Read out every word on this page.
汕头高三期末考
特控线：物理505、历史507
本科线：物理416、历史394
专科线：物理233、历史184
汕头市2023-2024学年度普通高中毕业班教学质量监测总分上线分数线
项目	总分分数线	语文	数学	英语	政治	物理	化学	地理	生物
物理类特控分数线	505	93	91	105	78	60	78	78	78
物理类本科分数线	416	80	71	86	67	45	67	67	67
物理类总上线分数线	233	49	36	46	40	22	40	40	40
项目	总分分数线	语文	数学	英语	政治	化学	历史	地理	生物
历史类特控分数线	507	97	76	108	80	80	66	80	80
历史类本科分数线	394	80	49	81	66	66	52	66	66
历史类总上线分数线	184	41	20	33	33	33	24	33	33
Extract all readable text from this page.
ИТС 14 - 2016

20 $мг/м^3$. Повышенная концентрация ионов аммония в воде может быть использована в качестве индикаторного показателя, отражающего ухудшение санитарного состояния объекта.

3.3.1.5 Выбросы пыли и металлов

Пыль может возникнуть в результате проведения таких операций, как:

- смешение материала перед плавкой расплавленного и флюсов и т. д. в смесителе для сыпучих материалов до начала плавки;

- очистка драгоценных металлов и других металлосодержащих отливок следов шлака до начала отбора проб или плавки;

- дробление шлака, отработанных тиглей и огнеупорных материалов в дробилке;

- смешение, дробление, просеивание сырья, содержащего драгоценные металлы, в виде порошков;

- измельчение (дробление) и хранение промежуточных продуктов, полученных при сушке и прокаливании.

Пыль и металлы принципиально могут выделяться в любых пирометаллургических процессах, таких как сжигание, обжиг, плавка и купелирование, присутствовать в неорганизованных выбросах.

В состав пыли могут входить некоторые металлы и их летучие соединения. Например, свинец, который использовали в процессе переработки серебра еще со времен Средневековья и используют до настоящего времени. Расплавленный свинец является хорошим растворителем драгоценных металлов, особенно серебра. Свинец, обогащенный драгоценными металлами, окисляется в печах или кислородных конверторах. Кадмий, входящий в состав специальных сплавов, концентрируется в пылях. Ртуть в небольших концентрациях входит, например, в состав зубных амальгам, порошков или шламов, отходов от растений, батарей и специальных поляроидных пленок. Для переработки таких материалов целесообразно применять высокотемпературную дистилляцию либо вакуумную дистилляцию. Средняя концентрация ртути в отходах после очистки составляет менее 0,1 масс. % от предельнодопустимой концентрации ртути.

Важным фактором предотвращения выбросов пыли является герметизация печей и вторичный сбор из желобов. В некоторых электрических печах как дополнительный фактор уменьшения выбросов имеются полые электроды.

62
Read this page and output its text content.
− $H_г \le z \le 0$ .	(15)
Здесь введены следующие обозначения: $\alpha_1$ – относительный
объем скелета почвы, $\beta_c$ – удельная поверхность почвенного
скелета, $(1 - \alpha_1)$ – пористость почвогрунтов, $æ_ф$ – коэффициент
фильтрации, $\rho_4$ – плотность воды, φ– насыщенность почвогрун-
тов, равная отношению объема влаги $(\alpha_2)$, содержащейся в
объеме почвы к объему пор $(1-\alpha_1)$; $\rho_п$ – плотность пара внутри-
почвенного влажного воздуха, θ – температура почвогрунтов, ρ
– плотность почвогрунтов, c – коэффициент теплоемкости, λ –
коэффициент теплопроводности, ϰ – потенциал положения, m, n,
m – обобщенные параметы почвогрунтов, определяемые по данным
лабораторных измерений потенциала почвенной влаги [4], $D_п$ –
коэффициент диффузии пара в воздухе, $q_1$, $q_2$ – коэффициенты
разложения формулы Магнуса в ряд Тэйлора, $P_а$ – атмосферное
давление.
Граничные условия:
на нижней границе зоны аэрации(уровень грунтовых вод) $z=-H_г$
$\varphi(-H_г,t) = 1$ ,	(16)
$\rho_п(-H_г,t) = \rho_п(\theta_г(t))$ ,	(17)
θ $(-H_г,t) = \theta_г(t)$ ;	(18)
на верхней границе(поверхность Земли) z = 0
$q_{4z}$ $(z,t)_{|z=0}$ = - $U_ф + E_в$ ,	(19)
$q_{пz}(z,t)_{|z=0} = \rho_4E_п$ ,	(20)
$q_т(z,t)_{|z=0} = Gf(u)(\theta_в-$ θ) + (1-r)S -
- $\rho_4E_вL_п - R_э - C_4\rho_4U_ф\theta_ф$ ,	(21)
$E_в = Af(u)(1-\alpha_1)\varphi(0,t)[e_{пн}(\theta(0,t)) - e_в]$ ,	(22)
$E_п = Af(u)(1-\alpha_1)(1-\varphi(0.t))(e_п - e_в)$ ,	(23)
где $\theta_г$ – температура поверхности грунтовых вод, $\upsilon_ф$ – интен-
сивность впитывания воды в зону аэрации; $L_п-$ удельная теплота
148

- - - - - - -

WHAT IS BEING ASKED
Every record should be given again exactly.

FULL RESPONSE
Read out every word on this page.
汕头高三期末考
特控线：物理505、历史507
本科线：物理416、历史394
专科线：物理233、历史184
汕头市2023-2024学年度普通高中毕业班教学质量监测总分上线分数线
项目	总分分数线	语文	数学	英语	政治	物理	化学	地理	生物
物理类特控分数线	505	93	91	105	78	60	78	78	78
物理类本科分数线	416	80	71	86	67	45	67	67	67
物理类总上线分数线	233	49	36	46	40	22	40	40	40
项目	总分分数线	语文	数学	英语	政治	化学	历史	地理	生物
历史类特控分数线	507	97	76	108	80	80	66	80	80
历史类本科分数线	394	80	49	81	66	66	52	66	66
历史类总上线分数线	184	41	20	33	33	33	24	33	33
Extract all readable text from this page.
ИТС 14 - 2016

20 $мг/м^3$. Повышенная концентрация ионов аммония в воде может быть использована в качестве индикаторного показателя, отражающего ухудшение санитарного состояния объекта.

3.3.1.5 Выбросы пыли и металлов

Пыль может возникнуть в результате проведения таких операций, как:

- смешение материала перед плавкой расплавленного и флюсов и т. д. в смесителе для сыпучих материалов до начала плавки;

- очистка драгоценных металлов и других металлосодержащих отливок следов шлака до начала отбора проб или плавки;

- дробление шлака, отработанных тиглей и огнеупорных материалов в дробилке;

- смешение, дробление, просеивание сырья, содержащего драгоценные металлы, в виде порошков;

- измельчение (дробление) и хранение промежуточных продуктов, полученных при сушке и прокаливании.

Пыль и металлы принципиально могут выделяться в любых пирометаллургических процессах, таких как сжигание, обжиг, плавка и купелирование, присутствовать в неорганизованных выбросах.

В состав пыли могут входить некоторые металлы и их летучие соединения. Например, свинец, который использовали в процессе переработки серебра еще со времен Средневековья и используют до настоящего времени. Расплавленный свинец является хорошим растворителем драгоценных металлов, особенно серебра. Свинец, обогащенный драгоценными металлами, окисляется в печах или кислородных конверторах. Кадмий, входящий в состав специальных сплавов, концентрируется в пылях. Ртуть в небольших концентрациях входит, например, в состав зубных амальгам, порошков или шламов, отходов от растений, батарей и специальных поляроидных пленок. Для переработки таких материалов целесообразно применять высокотемпературную дистилляцию либо вакуумную дистилляцию. Средняя концентрация ртути в отходах после очистки составляет менее 0,1 масс. % от предельнодопустимой концентрации ртути.

Важным фактором предотвращения выбросов пыли является герметизация печей и вторичный сбор из желобов. В некоторых электрических печах как дополнительный фактор уменьшения выбросов имеются полые электроды.

62
Read this page and output its text content.
− $H_г \le z \le 0$ .	(15)
Здесь введены следующие обозначения: $\alpha_1$ – относительный
объем скелета почвы, $\beta_c$ – удельная поверхность почвенного
скелета, $(1 - \alpha_1)$ – пористость почвогрунтов, $æ_ф$ – коэффициент
фильтрации, $\rho_4$ – плотность воды, φ– насыщенность почвогрун-
тов, равная отношению объема влаги $(\alpha_2)$, содержащейся в
объеме почвы к объему пор $(1-\alpha_1)$; $\rho_п$ – плотность пара внутри-
почвенного влажного воздуха, θ – температура почвогрунтов, ρ
– плотность почвогрунтов, c – коэффициент теплоемкости, λ –
коэффициент теплопроводности, ϰ – потенциал положения, m, n,
m – обобщенные параметы почвогрунтов, определяемые по данным
лабораторных измерений потенциала почвенной влаги [4], $D_п$ –
коэффициент диффузии пара в воздухе, $q_1$, $q_2$ – коэффициенты
разложения формулы Магнуса в ряд Тэйлора, $P_а$ – атмосферное
давление.
Граничные условия:
на нижней границе зоны аэрации(уровень грунтовых вод) $z=-H_г$
$\varphi(-H_г,t) = 1$ ,	(16)
$\rho_п(-H_г,t) = \rho_п(\theta_г(t))$ ,	(17)
θ $(-H_г,t) = \theta_г(t)$ ;	(18)
на верхней границе(поверхность Земли) z = 0
$q_{4z}$ $(z,t)_{|z=0}$ = - $U_ф + E_в$ ,	(19)
$q_{пz}(z,t)_{|z=0} = \rho_4E_п$ ,	(20)
$q_т(z,t)_{|z=0} = Gf(u)(\theta_в-$ θ) + (1-r)S -
- $\rho_4E_вL_п - R_э - C_4\rho_4U_ф\theta_ф$ ,	(21)
$E_в = Af(u)(1-\alpha_1)\varphi(0,t)[e_{пн}(\theta(0,t)) - e_в]$ ,	(22)
$E_п = Af(u)(1-\alpha_1)(1-\varphi(0.t))(e_п - e_в)$ ,	(23)
где $\theta_г$ – температура поверхности грунтовых вод, $\upsilon_ф$ – интен-
сивность впитывания воды в зону аэрации; $L_п-$ удельная теплота
148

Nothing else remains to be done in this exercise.